# What you will do
Write out nothing but the lines from the one containing "Give me the" through the last line below, both included, and without the pictures.

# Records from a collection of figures

···

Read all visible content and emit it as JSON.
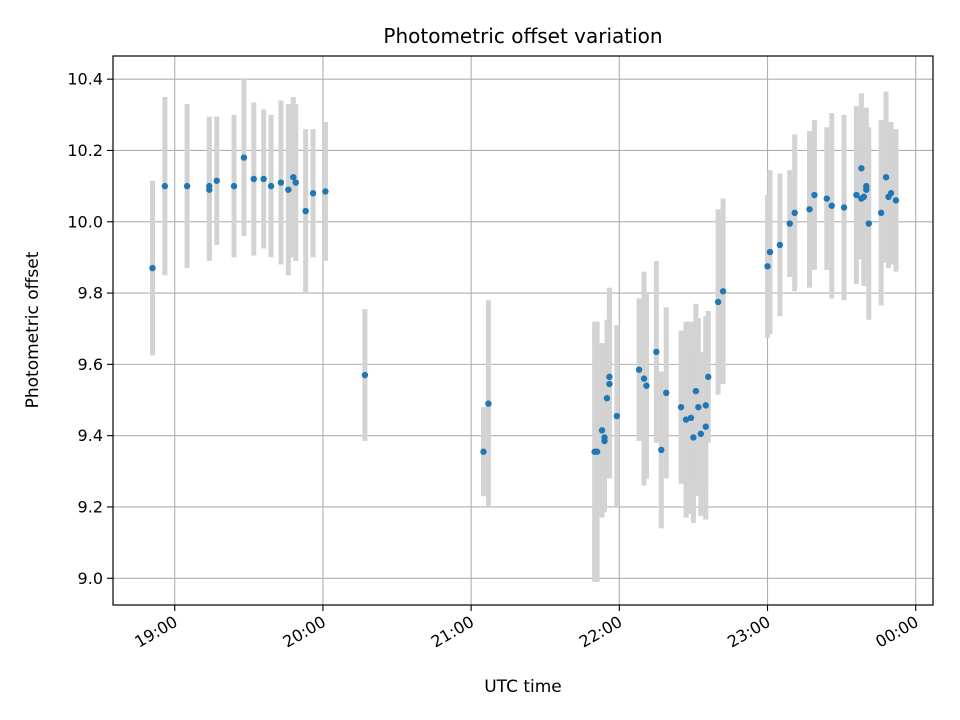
{
  "chart_data": {
    "type": "scatter",
    "title": "Photometric offset variation",
    "xlabel": "UTC time",
    "ylabel": "Photometric offset",
    "xlim": [
      "18:35",
      "00:07"
    ],
    "ylim": [
      8.925,
      10.465
    ],
    "xticks": [
      "19:00",
      "20:00",
      "21:00",
      "22:00",
      "23:00",
      "00:00"
    ],
    "yticks": [
      "9.0",
      "9.2",
      "9.4",
      "9.6",
      "9.8",
      "10.0",
      "10.2",
      "10.4"
    ],
    "grid": true,
    "colors": {
      "point": "#1f77b4",
      "errorbar": "#d3d3d3",
      "grid": "#b0b0b0"
    },
    "series": [
      {
        "x": [
          "18:51",
          "18:56",
          "19:05",
          "19:14",
          "19:14",
          "19:17",
          "19:24",
          "19:28",
          "19:32",
          "19:36",
          "19:39",
          "19:43",
          "19:46",
          "19:48",
          "19:49",
          "19:53",
          "19:56",
          "20:01",
          "20:17",
          "21:05",
          "21:07",
          "21:50",
          "21:51",
          "21:53",
          "21:54",
          "21:54",
          "21:55",
          "21:56",
          "21:56",
          "21:59",
          "22:08",
          "22:10",
          "22:11",
          "22:15",
          "22:17",
          "22:19",
          "22:25",
          "22:27",
          "22:29",
          "22:30",
          "22:31",
          "22:32",
          "22:33",
          "22:35",
          "22:35",
          "22:36",
          "22:40",
          "22:42",
          "23:00",
          "23:01",
          "23:05",
          "23:09",
          "23:11",
          "23:17",
          "23:19",
          "23:24",
          "23:26",
          "23:31",
          "23:36",
          "23:38",
          "23:38",
          "23:39",
          "23:40",
          "23:40",
          "23:41",
          "23:46",
          "23:48",
          "23:49",
          "23:50",
          "23:52"
        ],
        "y": [
          9.87,
          10.1,
          10.1,
          10.09,
          10.1,
          10.115,
          10.1,
          10.18,
          10.12,
          10.12,
          10.1,
          10.11,
          10.09,
          10.125,
          10.11,
          10.03,
          10.08,
          10.085,
          9.57,
          9.355,
          9.49,
          9.355,
          9.355,
          9.415,
          9.385,
          9.395,
          9.505,
          9.545,
          9.565,
          9.455,
          9.585,
          9.56,
          9.54,
          9.635,
          9.36,
          9.52,
          9.48,
          9.445,
          9.45,
          9.395,
          9.525,
          9.48,
          9.405,
          9.425,
          9.485,
          9.565,
          9.775,
          9.805,
          9.875,
          9.915,
          9.935,
          9.995,
          10.025,
          10.035,
          10.075,
          10.065,
          10.045,
          10.04,
          10.075,
          10.15,
          10.065,
          10.07,
          10.1,
          10.09,
          9.995,
          10.025,
          10.125,
          10.07,
          10.08,
          10.06
        ],
        "yerr": [
          0.245,
          0.25,
          0.23,
          0.2,
          0.195,
          0.18,
          0.2,
          0.22,
          0.215,
          0.195,
          0.2,
          0.23,
          0.24,
          0.225,
          0.22,
          0.23,
          0.18,
          0.195,
          0.185,
          0.125,
          0.29,
          0.365,
          0.365,
          0.245,
          0.2,
          0.19,
          0.22,
          0.265,
          0.25,
          0.255,
          0.2,
          0.3,
          0.26,
          0.255,
          0.22,
          0.24,
          0.215,
          0.275,
          0.27,
          0.24,
          0.245,
          0.25,
          0.23,
          0.26,
          0.25,
          0.185,
          0.26,
          0.26,
          0.2,
          0.23,
          0.2,
          0.15,
          0.22,
          0.22,
          0.21,
          0.2,
          0.26,
          0.26,
          0.25,
          0.21,
          0.17,
          0.25,
          0.22,
          0.19,
          0.27,
          0.26,
          0.24,
          0.2,
          0.2,
          0.2
        ]
      }
    ]
  }
}
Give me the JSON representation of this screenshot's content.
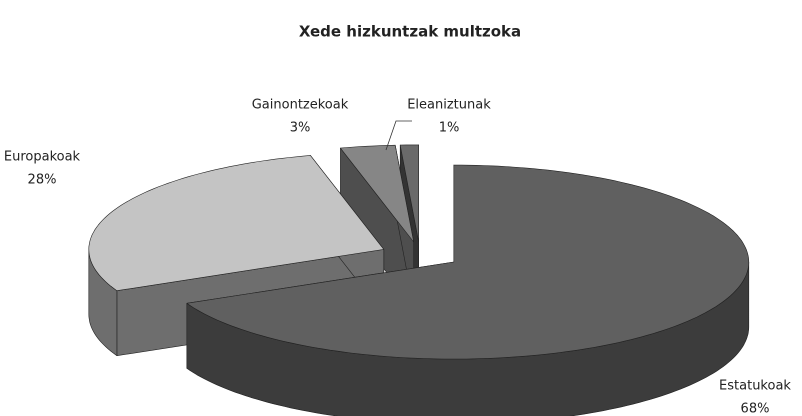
{
  "chart_data": {
    "type": "pie",
    "title": "Xede hizkuntzak multzoka",
    "categories": [
      "Estatukoak",
      "Europakoak",
      "Gainontzekoak",
      "Eleaniztunak"
    ],
    "values": [
      68,
      28,
      3,
      1
    ],
    "value_labels": [
      "68%",
      "28%",
      "3%",
      "1%"
    ],
    "colors": [
      "#606060",
      "#c4c4c4",
      "#868686",
      "#6a6a6a"
    ],
    "side_colors": [
      "#3c3c3c",
      "#6e6e6e",
      "#4e4e4e",
      "#333333"
    ]
  }
}
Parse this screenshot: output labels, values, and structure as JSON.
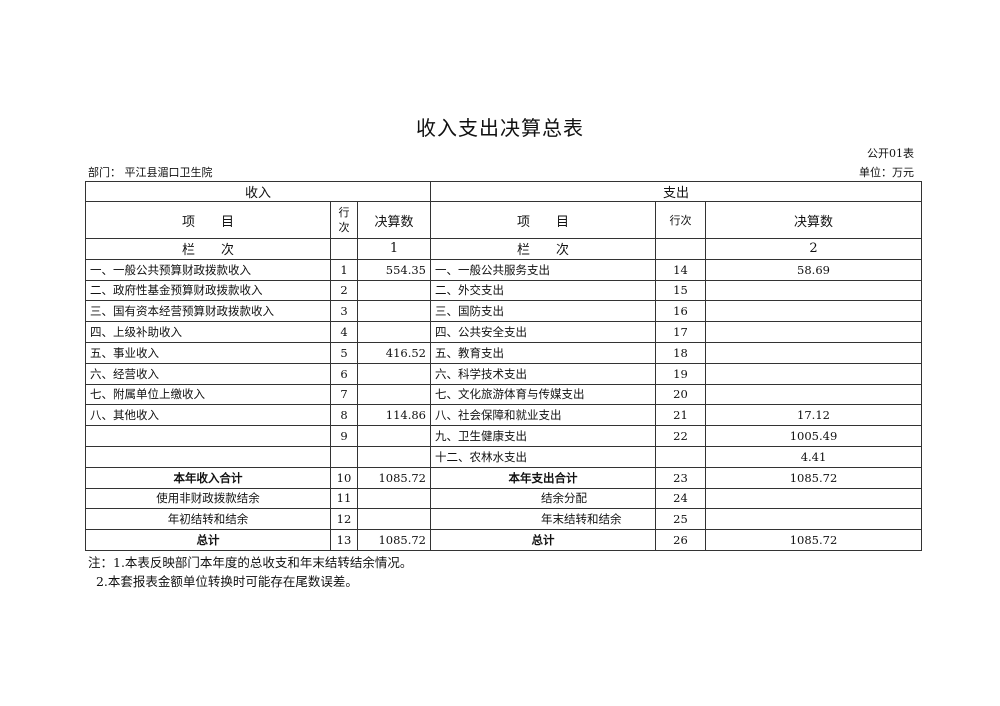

···

# Problem solution
Give me the JSON representation of this screenshot's content.
{
  "chart_data": {
    "type": "pie",
    "title": "Xede hizkuntzak multzoka",
    "categories": [
      "Estatukoak",
      "Europakoak",
      "Gainontzekoak",
      "Eleaniztunak"
    ],
    "values": [
      68,
      28,
      3,
      1
    ],
    "value_labels": [
      "68%",
      "28%",
      "3%",
      "1%"
    ],
    "colors": [
      "#606060",
      "#c4c4c4",
      "#868686",
      "#6a6a6a"
    ],
    "side_colors": [
      "#3c3c3c",
      "#6e6e6e",
      "#4e4e4e",
      "#333333"
    ]
  }
}
Parse this screenshot: output labels, values, and structure as JSON.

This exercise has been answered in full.